• **Data shown**
>>>

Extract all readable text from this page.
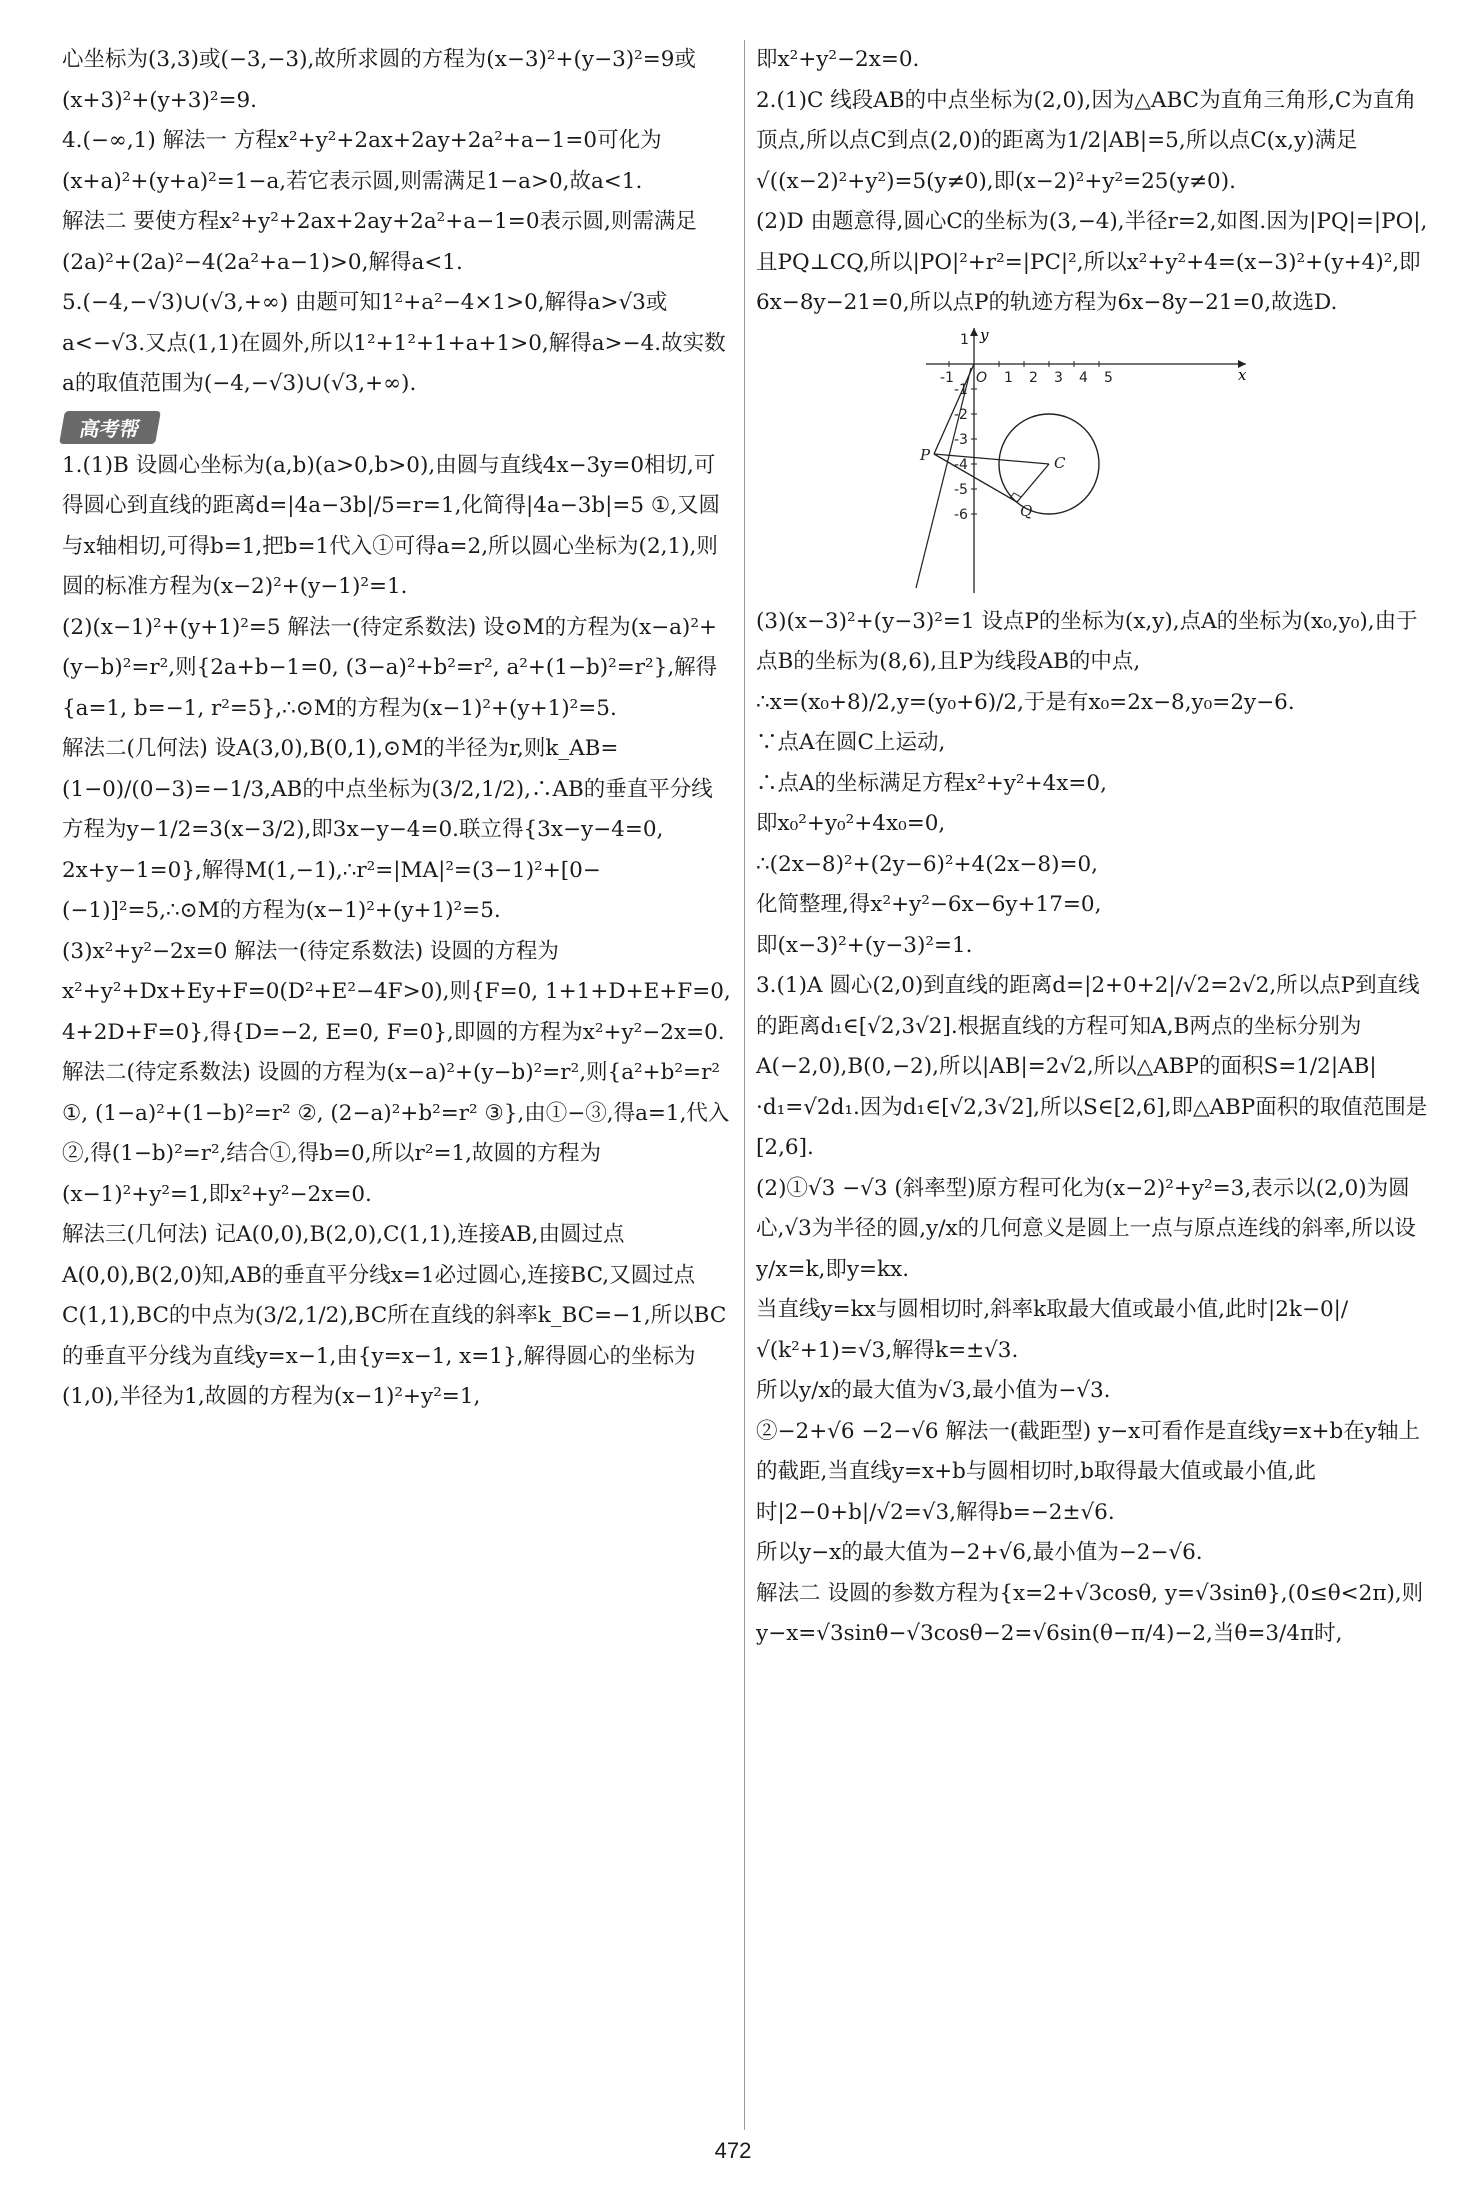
心坐标为(3,3)或(−3,−3),故所求圆的方程为(x−3)²+(y−3)²=9或(x+3)²+(y+3)²=9.

4.(−∞,1) 解法一 方程x²+y²+2ax+2ay+2a²+a−1=0可化为(x+a)²+(y+a)²=1−a,若它表示圆,则需满足1−a>0,故a<1.

解法二 要使方程x²+y²+2ax+2ay+2a²+a−1=0表示圆,则需满足(2a)²+(2a)²−4(2a²+a−1)>0,解得a<1.

5.(−4,−√3)∪(√3,+∞) 由题可知1²+a²−4×1>0,解得a>√3或a<−√3.又点(1,1)在圆外,所以1²+1²+1+a+1>0,解得a>−4.故实数a的取值范围为(−4,−√3)∪(√3,+∞).

高考帮

1.(1)B 设圆心坐标为(a,b)(a>0,b>0),由圆与直线4x−3y=0相切,可得圆心到直线的距离d=|4a−3b|/5=r=1,化简得|4a−3b|=5 ①,又圆与x轴相切,可得b=1,把b=1代入①可得a=2,所以圆心坐标为(2,1),则圆的标准方程为(x−2)²+(y−1)²=1.

(2)(x−1)²+(y+1)²=5 解法一(待定系数法) 设⊙M的方程为(x−a)²+(y−b)²=r²,则{2a+b−1=0, (3−a)²+b²=r², a²+(1−b)²=r²},解得{a=1, b=−1, r²=5},∴⊙M的方程为(x−1)²+(y+1)²=5.

解法二(几何法) 设A(3,0),B(0,1),⊙M的半径为r,则k_AB=(1−0)/(0−3)=−1/3,AB的中点坐标为(3/2,1/2),∴AB的垂直平分线方程为y−1/2=3(x−3/2),即3x−y−4=0.联立得{3x−y−4=0, 2x+y−1=0},解得M(1,−1),∴r²=|MA|²=(3−1)²+[0−(−1)]²=5,∴⊙M的方程为(x−1)²+(y+1)²=5.

(3)x²+y²−2x=0 解法一(待定系数法) 设圆的方程为x²+y²+Dx+Ey+F=0(D²+E²−4F>0),则{F=0, 1+1+D+E+F=0, 4+2D+F=0},得{D=−2, E=0, F=0},即圆的方程为x²+y²−2x=0.

解法二(待定系数法) 设圆的方程为(x−a)²+(y−b)²=r²,则{a²+b²=r² ①, (1−a)²+(1−b)²=r² ②, (2−a)²+b²=r² ③},由①−③,得a=1,代入②,得(1−b)²=r²,结合①,得b=0,所以r²=1,故圆的方程为(x−1)²+y²=1,即x²+y²−2x=0.

解法三(几何法) 记A(0,0),B(2,0),C(1,1),连接AB,由圆过点A(0,0),B(2,0)知,AB的垂直平分线x=1必过圆心,连接BC,又圆过点C(1,1),BC的中点为(3/2,1/2),BC所在直线的斜率k_BC=−1,所以BC的垂直平分线为直线y=x−1,由{y=x−1, x=1},解得圆心的坐标为(1,0),半径为1,故圆的方程为(x−1)²+y²=1,

即x²+y²−2x=0.

2.(1)C 线段AB的中点坐标为(2,0),因为△ABC为直角三角形,C为直角顶点,所以点C到点(2,0)的距离为1/2|AB|=5,所以点C(x,y)满足√((x−2)²+y²)=5(y≠0),即(x−2)²+y²=25(y≠0).

(2)D 由题意得,圆心C的坐标为(3,−4),半径r=2,如图.因为|PQ|=|PO|,且PQ⊥CQ,所以|PO|²+r²=|PC|²,所以x²+y²+4=(x−3)²+(y+4)²,即6x−8y−21=0,所以点P的轨迹方程为6x−8y−21=0,故选D.

x
y
-1 O 1 2 3 4 5
1
-1
-2
-3
-4
-5
-6
P	C
Q

(3)(x−3)²+(y−3)²=1 设点P的坐标为(x,y),点A的坐标为(x₀,y₀),由于点B的坐标为(8,6),且P为线段AB的中点,

∴x=(x₀+8)/2,y=(y₀+6)/2,于是有x₀=2x−8,y₀=2y−6.

∵点A在圆C上运动,

∴点A的坐标满足方程x²+y²+4x=0,

即x₀²+y₀²+4x₀=0,

∴(2x−8)²+(2y−6)²+4(2x−8)=0,

化简整理,得x²+y²−6x−6y+17=0,

即(x−3)²+(y−3)²=1.

3.(1)A 圆心(2,0)到直线的距离d=|2+0+2|/√2=2√2,所以点P到直线的距离d₁∈[√2,3√2].根据直线的方程可知A,B两点的坐标分别为A(−2,0),B(0,−2),所以|AB|=2√2,所以△ABP的面积S=1/2|AB|·d₁=√2d₁.因为d₁∈[√2,3√2],所以S∈[2,6],即△ABP面积的取值范围是[2,6].

(2)①√3 −√3 (斜率型)原方程可化为(x−2)²+y²=3,表示以(2,0)为圆心,√3为半径的圆,y/x的几何意义是圆上一点与原点连线的斜率,所以设y/x=k,即y=kx.

当直线y=kx与圆相切时,斜率k取最大值或最小值,此时|2k−0|/√(k²+1)=√3,解得k=±√3.

所以y/x的最大值为√3,最小值为−√3.

②−2+√6 −2−√6 解法一(截距型) y−x可看作是直线y=x+b在y轴上的截距,当直线y=x+b与圆相切时,b取得最大值或最小值,此时|2−0+b|/√2=√3,解得b=−2±√6.

所以y−x的最大值为−2+√6,最小值为−2−√6.

解法二 设圆的参数方程为{x=2+√3cosθ, y=√3sinθ},(0≤θ<2π),则y−x=√3sinθ−√3cosθ−2=√6sin(θ−π/4)−2,当θ=3/4π时,

472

<<<

• **Do this**
Leave out the pictures and print every line of the data exactly.

• **Result of the task**
Extract all readable text from this page.
心坐标为(3,3)或(−3,−3),故所求圆的方程为(x−3)²+(y−3)²=9或(x+3)²+(y+3)²=9.

4.(−∞,1) 解法一 方程x²+y²+2ax+2ay+2a²+a−1=0可化为(x+a)²+(y+a)²=1−a,若它表示圆,则需满足1−a>0,故a<1.

解法二 要使方程x²+y²+2ax+2ay+2a²+a−1=0表示圆,则需满足(2a)²+(2a)²−4(2a²+a−1)>0,解得a<1.

5.(−4,−√3)∪(√3,+∞) 由题可知1²+a²−4×1>0,解得a>√3或a<−√3.又点(1,1)在圆外,所以1²+1²+1+a+1>0,解得a>−4.故实数a的取值范围为(−4,−√3)∪(√3,+∞).

高考帮

1.(1)B 设圆心坐标为(a,b)(a>0,b>0),由圆与直线4x−3y=0相切,可得圆心到直线的距离d=|4a−3b|/5=r=1,化简得|4a−3b|=5 ①,又圆与x轴相切,可得b=1,把b=1代入①可得a=2,所以圆心坐标为(2,1),则圆的标准方程为(x−2)²+(y−1)²=1.

(2)(x−1)²+(y+1)²=5 解法一(待定系数法) 设⊙M的方程为(x−a)²+(y−b)²=r²,则{2a+b−1=0, (3−a)²+b²=r², a²+(1−b)²=r²},解得{a=1, b=−1, r²=5},∴⊙M的方程为(x−1)²+(y+1)²=5.

解法二(几何法) 设A(3,0),B(0,1),⊙M的半径为r,则k_AB=(1−0)/(0−3)=−1/3,AB的中点坐标为(3/2,1/2),∴AB的垂直平分线方程为y−1/2=3(x−3/2),即3x−y−4=0.联立得{3x−y−4=0, 2x+y−1=0},解得M(1,−1),∴r²=|MA|²=(3−1)²+[0−(−1)]²=5,∴⊙M的方程为(x−1)²+(y+1)²=5.

(3)x²+y²−2x=0 解法一(待定系数法) 设圆的方程为x²+y²+Dx+Ey+F=0(D²+E²−4F>0),则{F=0, 1+1+D+E+F=0, 4+2D+F=0},得{D=−2, E=0, F=0},即圆的方程为x²+y²−2x=0.

解法二(待定系数法) 设圆的方程为(x−a)²+(y−b)²=r²,则{a²+b²=r² ①, (1−a)²+(1−b)²=r² ②, (2−a)²+b²=r² ③},由①−③,得a=1,代入②,得(1−b)²=r²,结合①,得b=0,所以r²=1,故圆的方程为(x−1)²+y²=1,即x²+y²−2x=0.

解法三(几何法) 记A(0,0),B(2,0),C(1,1),连接AB,由圆过点A(0,0),B(2,0)知,AB的垂直平分线x=1必过圆心,连接BC,又圆过点C(1,1),BC的中点为(3/2,1/2),BC所在直线的斜率k_BC=−1,所以BC的垂直平分线为直线y=x−1,由{y=x−1, x=1},解得圆心的坐标为(1,0),半径为1,故圆的方程为(x−1)²+y²=1,

即x²+y²−2x=0.

2.(1)C 线段AB的中点坐标为(2,0),因为△ABC为直角三角形,C为直角顶点,所以点C到点(2,0)的距离为1/2|AB|=5,所以点C(x,y)满足√((x−2)²+y²)=5(y≠0),即(x−2)²+y²=25(y≠0).

(2)D 由题意得,圆心C的坐标为(3,−4),半径r=2,如图.因为|PQ|=|PO|,且PQ⊥CQ,所以|PO|²+r²=|PC|²,所以x²+y²+4=(x−3)²+(y+4)²,即6x−8y−21=0,所以点P的轨迹方程为6x−8y−21=0,故选D.

x
y
-1 O 1 2 3 4 5
1
-1
-2
-3
-4
-5
-6
P	C
Q

(3)(x−3)²+(y−3)²=1 设点P的坐标为(x,y),点A的坐标为(x₀,y₀),由于点B的坐标为(8,6),且P为线段AB的中点,

∴x=(x₀+8)/2,y=(y₀+6)/2,于是有x₀=2x−8,y₀=2y−6.

∵点A在圆C上运动,

∴点A的坐标满足方程x²+y²+4x=0,

即x₀²+y₀²+4x₀=0,

∴(2x−8)²+(2y−6)²+4(2x−8)=0,

化简整理,得x²+y²−6x−6y+17=0,

即(x−3)²+(y−3)²=1.

3.(1)A 圆心(2,0)到直线的距离d=|2+0+2|/√2=2√2,所以点P到直线的距离d₁∈[√2,3√2].根据直线的方程可知A,B两点的坐标分别为A(−2,0),B(0,−2),所以|AB|=2√2,所以△ABP的面积S=1/2|AB|·d₁=√2d₁.因为d₁∈[√2,3√2],所以S∈[2,6],即△ABP面积的取值范围是[2,6].

(2)①√3 −√3 (斜率型)原方程可化为(x−2)²+y²=3,表示以(2,0)为圆心,√3为半径的圆,y/x的几何意义是圆上一点与原点连线的斜率,所以设y/x=k,即y=kx.

当直线y=kx与圆相切时,斜率k取最大值或最小值,此时|2k−0|/√(k²+1)=√3,解得k=±√3.

所以y/x的最大值为√3,最小值为−√3.

②−2+√6 −2−√6 解法一(截距型) y−x可看作是直线y=x+b在y轴上的截距,当直线y=x+b与圆相切时,b取得最大值或最小值,此时|2−0+b|/√2=√3,解得b=−2±√6.

所以y−x的最大值为−2+√6,最小值为−2−√6.

解法二 设圆的参数方程为{x=2+√3cosθ, y=√3sinθ},(0≤θ<2π),则y−x=√3sinθ−√3cosθ−2=√6sin(θ−π/4)−2,当θ=3/4π时,

472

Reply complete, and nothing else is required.